# What needs to be done
Reproduce all of the listing below without alteration.

# Entries from a dataset

+++

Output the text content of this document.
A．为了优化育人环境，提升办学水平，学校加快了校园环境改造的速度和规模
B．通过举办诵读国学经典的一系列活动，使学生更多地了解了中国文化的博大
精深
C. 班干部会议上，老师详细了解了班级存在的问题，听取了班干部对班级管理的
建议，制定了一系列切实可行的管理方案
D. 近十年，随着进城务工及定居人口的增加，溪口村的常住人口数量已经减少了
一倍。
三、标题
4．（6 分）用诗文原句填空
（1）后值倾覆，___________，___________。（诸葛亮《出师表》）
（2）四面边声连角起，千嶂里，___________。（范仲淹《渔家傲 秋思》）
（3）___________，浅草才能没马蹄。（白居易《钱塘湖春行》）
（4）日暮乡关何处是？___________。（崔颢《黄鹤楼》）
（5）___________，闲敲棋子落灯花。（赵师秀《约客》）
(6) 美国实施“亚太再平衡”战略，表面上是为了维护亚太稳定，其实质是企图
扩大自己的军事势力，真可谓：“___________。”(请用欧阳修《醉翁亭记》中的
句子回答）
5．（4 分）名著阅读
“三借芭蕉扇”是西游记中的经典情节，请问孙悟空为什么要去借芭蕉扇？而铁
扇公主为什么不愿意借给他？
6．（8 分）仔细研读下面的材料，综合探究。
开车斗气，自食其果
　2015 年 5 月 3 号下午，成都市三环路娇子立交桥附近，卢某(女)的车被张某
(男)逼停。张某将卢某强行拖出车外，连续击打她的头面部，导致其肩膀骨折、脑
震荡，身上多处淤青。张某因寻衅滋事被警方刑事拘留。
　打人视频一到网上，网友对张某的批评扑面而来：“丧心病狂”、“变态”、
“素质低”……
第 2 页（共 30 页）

+++

# Result of the exercise
Output the text content of this document.
A．为了优化育人环境，提升办学水平，学校加快了校园环境改造的速度和规模
B．通过举办诵读国学经典的一系列活动，使学生更多地了解了中国文化的博大
精深
C. 班干部会议上，老师详细了解了班级存在的问题，听取了班干部对班级管理的
建议，制定了一系列切实可行的管理方案
D. 近十年，随着进城务工及定居人口的增加，溪口村的常住人口数量已经减少了
一倍。
三、标题
4．（6 分）用诗文原句填空
（1）后值倾覆，___________，___________。（诸葛亮《出师表》）
（2）四面边声连角起，千嶂里，___________。（范仲淹《渔家傲 秋思》）
（3）___________，浅草才能没马蹄。（白居易《钱塘湖春行》）
（4）日暮乡关何处是？___________。（崔颢《黄鹤楼》）
（5）___________，闲敲棋子落灯花。（赵师秀《约客》）
(6) 美国实施“亚太再平衡”战略，表面上是为了维护亚太稳定，其实质是企图
扩大自己的军事势力，真可谓：“___________。”(请用欧阳修《醉翁亭记》中的
句子回答）
5．（4 分）名著阅读
“三借芭蕉扇”是西游记中的经典情节，请问孙悟空为什么要去借芭蕉扇？而铁
扇公主为什么不愿意借给他？
6．（8 分）仔细研读下面的材料，综合探究。
开车斗气，自食其果
　2015 年 5 月 3 号下午，成都市三环路娇子立交桥附近，卢某(女)的车被张某
(男)逼停。张某将卢某强行拖出车外，连续击打她的头面部，导致其肩膀骨折、脑
震荡，身上多处淤青。张某因寻衅滋事被警方刑事拘留。
　打人视频一到网上，网友对张某的批评扑面而来：“丧心病狂”、“变态”、
“素质低”……
第 2 页（共 30 页）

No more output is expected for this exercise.